• _EXERCISE GOAL_
Look through the lines below and extract each one that contains "structured".

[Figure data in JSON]

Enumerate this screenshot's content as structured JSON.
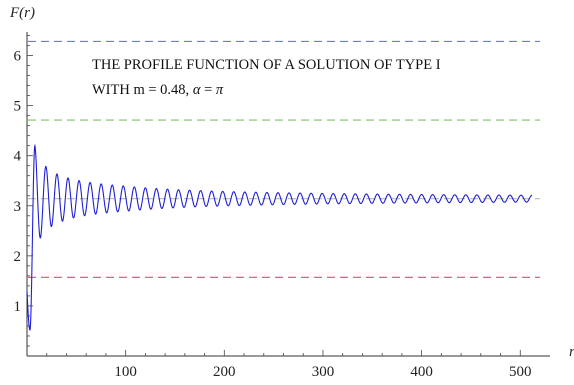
{
  "chart_data": {
    "type": "line",
    "title": "",
    "ylabel": "F(r)",
    "xlabel": "r",
    "xlim": [
      0,
      520
    ],
    "ylim": [
      0,
      6.55
    ],
    "xticks": [
      100,
      200,
      300,
      400,
      500
    ],
    "yticks": [
      1,
      2,
      3,
      4,
      5,
      6
    ],
    "annotation": {
      "line1": "THE PROFILE FUNCTION OF A SOLUTION OF TYPE I",
      "line2_prefix": "WITH m = 0.48, ",
      "line2_alpha": "α",
      "line2_eq": " = ",
      "line2_pi": "π"
    },
    "reference_lines": [
      {
        "y": 6.283,
        "color": "#5b6fb5"
      },
      {
        "y": 4.712,
        "color": "#7dc06a"
      },
      {
        "y": 3.1416,
        "color": "#b6b6b6"
      },
      {
        "y": 1.5708,
        "color": "#c7576f"
      }
    ],
    "series": [
      {
        "color": "#1f1fd6",
        "curve": {
          "r_start": 0,
          "r_end": 512,
          "center": 3.1416,
          "oscillation_period": 11.2,
          "first_max": {
            "r": 8,
            "F": 4.2
          },
          "first_min": {
            "r": 3,
            "F": 0.52
          },
          "amplitude_at_r100": 0.25,
          "amplitude_at_r500": 0.07
        }
      }
    ]
  }
}
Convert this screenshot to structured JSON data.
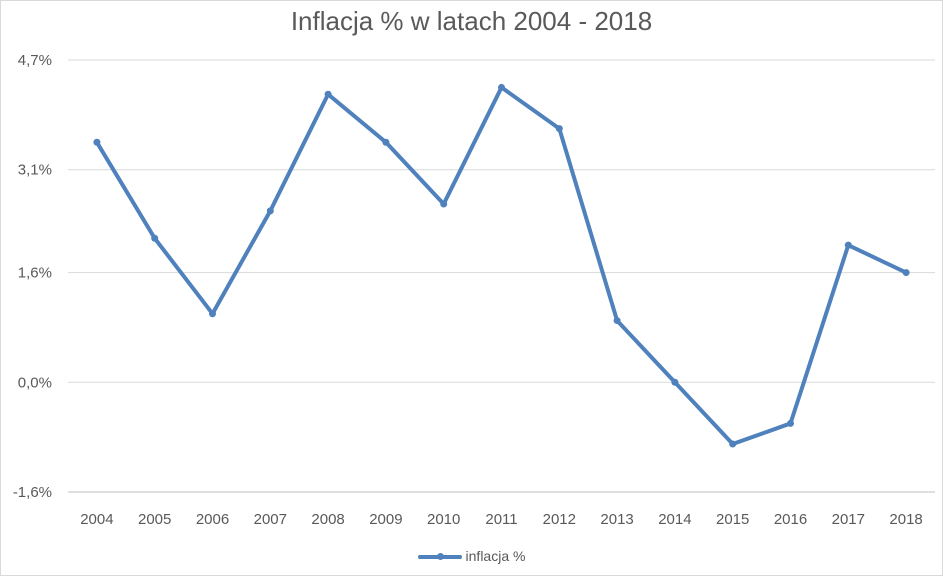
{
  "chart_data": {
    "type": "line",
    "title": "Inflacja % w latach 2004 - 2018",
    "categories": [
      "2004",
      "2005",
      "2006",
      "2007",
      "2008",
      "2009",
      "2010",
      "2011",
      "2012",
      "2013",
      "2014",
      "2015",
      "2016",
      "2017",
      "2018"
    ],
    "series": [
      {
        "name": "inflacja %",
        "values": [
          3.5,
          2.1,
          1.0,
          2.5,
          4.2,
          3.5,
          2.6,
          4.3,
          3.7,
          0.9,
          0.0,
          -0.9,
          -0.6,
          2.0,
          1.6
        ]
      }
    ],
    "yticks": [
      "-1,6%",
      "0,0%",
      "1,6%",
      "3,1%",
      "4,7%"
    ],
    "ytick_values": [
      -1.6,
      0.0,
      1.6,
      3.1,
      4.7
    ],
    "ylim": [
      -1.6,
      4.7
    ],
    "xlabel": "",
    "ylabel": "",
    "grid": true,
    "legend_position": "bottom",
    "color": "#4f81bd"
  }
}
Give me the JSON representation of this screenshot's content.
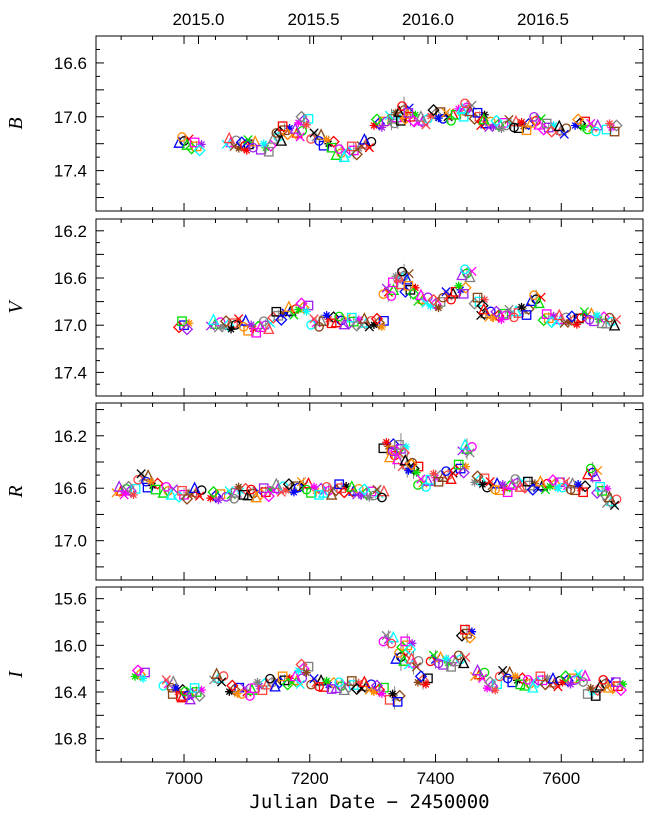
{
  "chart_data": {
    "type": "scatter",
    "title": "",
    "xlabel": "Julian Date − 2450000",
    "xlim": [
      6860,
      7730
    ],
    "xticks": [
      7000,
      7200,
      7400,
      7600
    ],
    "top_axis": {
      "labels": [
        "2015.0",
        "2015.5",
        "2016.0",
        "2016.5"
      ],
      "x": [
        7023,
        7206,
        7388,
        7571
      ]
    },
    "marker_colors": [
      "#000000",
      "#0000ff",
      "#ff0000",
      "#ff8c00",
      "#00dd00",
      "#a020f0",
      "#ff00ff",
      "#00ffff",
      "#808080",
      "#ff4444",
      "#8b4513"
    ],
    "panels": [
      {
        "ylabel": "B",
        "ylim": [
          17.7,
          16.4
        ],
        "yticks": [
          16.6,
          17.0,
          17.4
        ],
        "tick_labels": [
          "16.6",
          "17.0",
          "17.4"
        ],
        "x": [
          7000,
          7020,
          7075,
          7095,
          7105,
          7130,
          7150,
          7160,
          7180,
          7190,
          7210,
          7230,
          7250,
          7270,
          7290,
          7310,
          7330,
          7340,
          7350,
          7360,
          7380,
          7400,
          7420,
          7440,
          7450,
          7470,
          7480,
          7500,
          7520,
          7540,
          7560,
          7580,
          7600,
          7630,
          7650,
          7680
        ],
        "y": [
          17.18,
          17.22,
          17.19,
          17.22,
          17.2,
          17.23,
          17.15,
          17.1,
          17.12,
          17.03,
          17.15,
          17.2,
          17.27,
          17.25,
          17.2,
          17.05,
          17.02,
          17.0,
          16.95,
          17.0,
          17.03,
          16.98,
          17.0,
          16.97,
          16.93,
          17.0,
          17.05,
          17.06,
          17.05,
          17.07,
          17.03,
          17.08,
          17.1,
          17.05,
          17.08,
          17.08
        ],
        "err": [
          0.04,
          0.04,
          0.04,
          0.04,
          0.05,
          0.05,
          0.05,
          0.05,
          0.05,
          0.06,
          0.05,
          0.06,
          0.07,
          0.06,
          0.06,
          0.05,
          0.08,
          0.09,
          0.1,
          0.07,
          0.05,
          0.05,
          0.05,
          0.05,
          0.05,
          0.04,
          0.04,
          0.05,
          0.04,
          0.05,
          0.05,
          0.04,
          0.04,
          0.04,
          0.04,
          0.03
        ]
      },
      {
        "ylabel": "V",
        "ylim": [
          17.6,
          16.1
        ],
        "yticks": [
          16.2,
          16.6,
          17.0,
          17.4
        ],
        "tick_labels": [
          "16.2",
          "16.6",
          "17.0",
          "17.4"
        ],
        "x": [
          7000,
          7050,
          7070,
          7090,
          7110,
          7130,
          7150,
          7170,
          7190,
          7210,
          7230,
          7250,
          7270,
          7290,
          7310,
          7325,
          7340,
          7350,
          7360,
          7380,
          7400,
          7420,
          7440,
          7450,
          7470,
          7480,
          7500,
          7520,
          7540,
          7560,
          7580,
          7600,
          7620,
          7640,
          7660,
          7680
        ],
        "y": [
          17.0,
          16.99,
          17.0,
          16.98,
          17.03,
          17.0,
          16.92,
          16.88,
          16.85,
          16.98,
          16.95,
          16.96,
          16.97,
          16.98,
          16.98,
          16.72,
          16.62,
          16.58,
          16.7,
          16.78,
          16.82,
          16.75,
          16.7,
          16.56,
          16.8,
          16.9,
          16.92,
          16.9,
          16.88,
          16.78,
          16.94,
          16.95,
          16.96,
          16.92,
          16.95,
          16.97
        ],
        "err": [
          0.03,
          0.03,
          0.03,
          0.04,
          0.06,
          0.05,
          0.05,
          0.05,
          0.05,
          0.05,
          0.05,
          0.05,
          0.05,
          0.05,
          0.06,
          0.08,
          0.1,
          0.1,
          0.08,
          0.06,
          0.06,
          0.05,
          0.05,
          0.05,
          0.06,
          0.05,
          0.05,
          0.05,
          0.05,
          0.08,
          0.05,
          0.05,
          0.05,
          0.04,
          0.04,
          0.03
        ]
      },
      {
        "ylabel": "R",
        "ylim": [
          17.3,
          15.95
        ],
        "yticks": [
          16.2,
          16.6,
          17.0
        ],
        "tick_labels": [
          "16.2",
          "16.6",
          "17.0"
        ],
        "x": [
          6900,
          6915,
          6935,
          6950,
          6975,
          7000,
          7020,
          7050,
          7075,
          7090,
          7110,
          7130,
          7150,
          7170,
          7190,
          7210,
          7230,
          7250,
          7270,
          7290,
          7310,
          7325,
          7335,
          7345,
          7355,
          7365,
          7380,
          7400,
          7420,
          7440,
          7450,
          7470,
          7490,
          7510,
          7530,
          7550,
          7570,
          7590,
          7610,
          7630,
          7650,
          7665,
          7680
        ],
        "y": [
          16.62,
          16.62,
          16.52,
          16.58,
          16.62,
          16.65,
          16.63,
          16.66,
          16.65,
          16.62,
          16.64,
          16.63,
          16.6,
          16.6,
          16.58,
          16.62,
          16.62,
          16.6,
          16.62,
          16.64,
          16.64,
          16.28,
          16.35,
          16.3,
          16.42,
          16.45,
          16.56,
          16.52,
          16.5,
          16.45,
          16.3,
          16.54,
          16.58,
          16.6,
          16.56,
          16.58,
          16.58,
          16.57,
          16.58,
          16.6,
          16.48,
          16.62,
          16.7
        ],
        "err": [
          0.03,
          0.03,
          0.04,
          0.04,
          0.04,
          0.05,
          0.05,
          0.05,
          0.05,
          0.05,
          0.05,
          0.05,
          0.06,
          0.05,
          0.06,
          0.05,
          0.05,
          0.05,
          0.05,
          0.05,
          0.05,
          0.06,
          0.1,
          0.12,
          0.1,
          0.08,
          0.06,
          0.06,
          0.06,
          0.06,
          0.08,
          0.06,
          0.05,
          0.05,
          0.05,
          0.06,
          0.05,
          0.05,
          0.05,
          0.05,
          0.08,
          0.05,
          0.06
        ]
      },
      {
        "ylabel": "I",
        "ylim": [
          17.0,
          15.5
        ],
        "yticks": [
          15.6,
          16.0,
          16.4,
          16.8
        ],
        "tick_labels": [
          "15.6",
          "16.0",
          "16.4",
          "16.8"
        ],
        "x": [
          6930,
          6975,
          6990,
          7005,
          7020,
          7055,
          7080,
          7100,
          7120,
          7140,
          7160,
          7180,
          7190,
          7210,
          7230,
          7250,
          7270,
          7290,
          7310,
          7325,
          7335,
          7345,
          7355,
          7365,
          7380,
          7400,
          7420,
          7440,
          7450,
          7470,
          7490,
          7510,
          7530,
          7550,
          7570,
          7590,
          7610,
          7630,
          7650,
          7670,
          7690
        ],
        "y": [
          16.25,
          16.33,
          16.4,
          16.43,
          16.4,
          16.28,
          16.38,
          16.4,
          16.35,
          16.32,
          16.3,
          16.3,
          16.2,
          16.32,
          16.34,
          16.35,
          16.34,
          16.35,
          16.38,
          15.95,
          16.45,
          16.1,
          16.0,
          16.15,
          16.3,
          16.12,
          16.15,
          16.12,
          15.9,
          16.25,
          16.35,
          16.25,
          16.3,
          16.33,
          16.3,
          16.32,
          16.3,
          16.28,
          16.4,
          16.33,
          16.35
        ],
        "err": [
          0.04,
          0.04,
          0.05,
          0.06,
          0.05,
          0.06,
          0.05,
          0.05,
          0.05,
          0.05,
          0.05,
          0.05,
          0.06,
          0.06,
          0.06,
          0.06,
          0.06,
          0.06,
          0.06,
          0.08,
          0.1,
          0.12,
          0.1,
          0.1,
          0.08,
          0.08,
          0.07,
          0.07,
          0.08,
          0.06,
          0.06,
          0.05,
          0.05,
          0.05,
          0.05,
          0.05,
          0.05,
          0.05,
          0.06,
          0.05,
          0.04
        ]
      }
    ]
  }
}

• _SOLUTION_
Enumerate this screenshot's content as structured JSON.
Convert this screenshot to structured JSON data.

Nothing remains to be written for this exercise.